* Stated exercise
Can the data below be set down again exactly, line for line?

* Collected data entries
## BEGIN
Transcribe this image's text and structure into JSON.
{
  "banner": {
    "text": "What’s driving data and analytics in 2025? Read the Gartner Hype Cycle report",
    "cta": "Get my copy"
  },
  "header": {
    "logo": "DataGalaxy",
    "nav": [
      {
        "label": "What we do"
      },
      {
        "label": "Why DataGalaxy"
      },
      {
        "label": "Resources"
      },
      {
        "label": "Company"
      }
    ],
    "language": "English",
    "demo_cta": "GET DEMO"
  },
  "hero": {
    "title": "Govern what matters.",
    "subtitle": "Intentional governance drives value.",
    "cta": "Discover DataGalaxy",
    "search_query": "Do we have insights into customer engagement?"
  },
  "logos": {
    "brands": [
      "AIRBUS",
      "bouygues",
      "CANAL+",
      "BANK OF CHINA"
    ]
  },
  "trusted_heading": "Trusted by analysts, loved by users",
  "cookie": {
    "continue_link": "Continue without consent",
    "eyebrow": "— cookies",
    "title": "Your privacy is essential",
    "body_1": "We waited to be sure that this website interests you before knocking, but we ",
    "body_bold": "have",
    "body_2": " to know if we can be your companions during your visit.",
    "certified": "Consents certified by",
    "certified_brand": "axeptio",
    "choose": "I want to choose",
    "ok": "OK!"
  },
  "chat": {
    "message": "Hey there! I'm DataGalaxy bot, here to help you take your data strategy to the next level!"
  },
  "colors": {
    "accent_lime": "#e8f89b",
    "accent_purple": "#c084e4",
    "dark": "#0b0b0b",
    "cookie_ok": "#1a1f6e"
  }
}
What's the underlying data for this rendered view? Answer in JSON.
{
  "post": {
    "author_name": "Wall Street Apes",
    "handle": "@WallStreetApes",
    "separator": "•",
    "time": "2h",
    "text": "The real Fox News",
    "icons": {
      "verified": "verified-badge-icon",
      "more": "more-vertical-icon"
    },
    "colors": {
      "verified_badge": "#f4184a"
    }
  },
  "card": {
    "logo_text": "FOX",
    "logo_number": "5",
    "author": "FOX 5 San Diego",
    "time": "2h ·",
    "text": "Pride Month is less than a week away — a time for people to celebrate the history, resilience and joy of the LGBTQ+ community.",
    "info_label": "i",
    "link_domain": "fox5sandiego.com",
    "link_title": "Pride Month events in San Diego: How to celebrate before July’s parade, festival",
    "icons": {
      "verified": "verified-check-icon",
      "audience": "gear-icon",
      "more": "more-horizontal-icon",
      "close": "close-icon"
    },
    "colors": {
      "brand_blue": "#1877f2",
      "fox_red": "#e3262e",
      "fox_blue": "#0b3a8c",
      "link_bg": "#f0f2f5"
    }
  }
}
## END
* Exercise result
Transcribe this image's text and structure into JSON.
{
  "banner": {
    "text": "What’s driving data and analytics in 2025? Read the Gartner Hype Cycle report",
    "cta": "Get my copy"
  },
  "header": {
    "logo": "DataGalaxy",
    "nav": [
      {
        "label": "What we do"
      },
      {
        "label": "Why DataGalaxy"
      },
      {
        "label": "Resources"
      },
      {
        "label": "Company"
      }
    ],
    "language": "English",
    "demo_cta": "GET DEMO"
  },
  "hero": {
    "title": "Govern what matters.",
    "subtitle": "Intentional governance drives value.",
    "cta": "Discover DataGalaxy",
    "search_query": "Do we have insights into customer engagement?"
  },
  "logos": {
    "brands": [
      "AIRBUS",
      "bouygues",
      "CANAL+",
      "BANK OF CHINA"
    ]
  },
  "trusted_heading": "Trusted by analysts, loved by users",
  "cookie": {
    "continue_link": "Continue without consent",
    "eyebrow": "— cookies",
    "title": "Your privacy is essential",
    "body_1": "We waited to be sure that this website interests you before knocking, but we ",
    "body_bold": "have",
    "body_2": " to know if we can be your companions during your visit.",
    "certified": "Consents certified by",
    "certified_brand": "axeptio",
    "choose": "I want to choose",
    "ok": "OK!"
  },
  "chat": {
    "message": "Hey there! I'm DataGalaxy bot, here to help you take your data strategy to the next level!"
  },
  "colors": {
    "accent_lime": "#e8f89b",
    "accent_purple": "#c084e4",
    "dark": "#0b0b0b",
    "cookie_ok": "#1a1f6e"
  }
}
What's the underlying data for this rendered view? Answer in JSON.
{
  "post": {
    "author_name": "Wall Street Apes",
    "handle": "@WallStreetApes",
    "separator": "•",
    "time": "2h",
    "text": "The real Fox News",
    "icons": {
      "verified": "verified-badge-icon",
      "more": "more-vertical-icon"
    },
    "colors": {
      "verified_badge": "#f4184a"
    }
  },
  "card": {
    "logo_text": "FOX",
    "logo_number": "5",
    "author": "FOX 5 San Diego",
    "time": "2h ·",
    "text": "Pride Month is less than a week away — a time for people to celebrate the history, resilience and joy of the LGBTQ+ community.",
    "info_label": "i",
    "link_domain": "fox5sandiego.com",
    "link_title": "Pride Month events in San Diego: How to celebrate before July’s parade, festival",
    "icons": {
      "verified": "verified-check-icon",
      "audience": "gear-icon",
      "more": "more-horizontal-icon",
      "close": "close-icon"
    },
    "colors": {
      "brand_blue": "#1877f2",
      "fox_red": "#e3262e",
      "fox_blue": "#0b3a8c",
      "link_bg": "#f0f2f5"
    }
  }
}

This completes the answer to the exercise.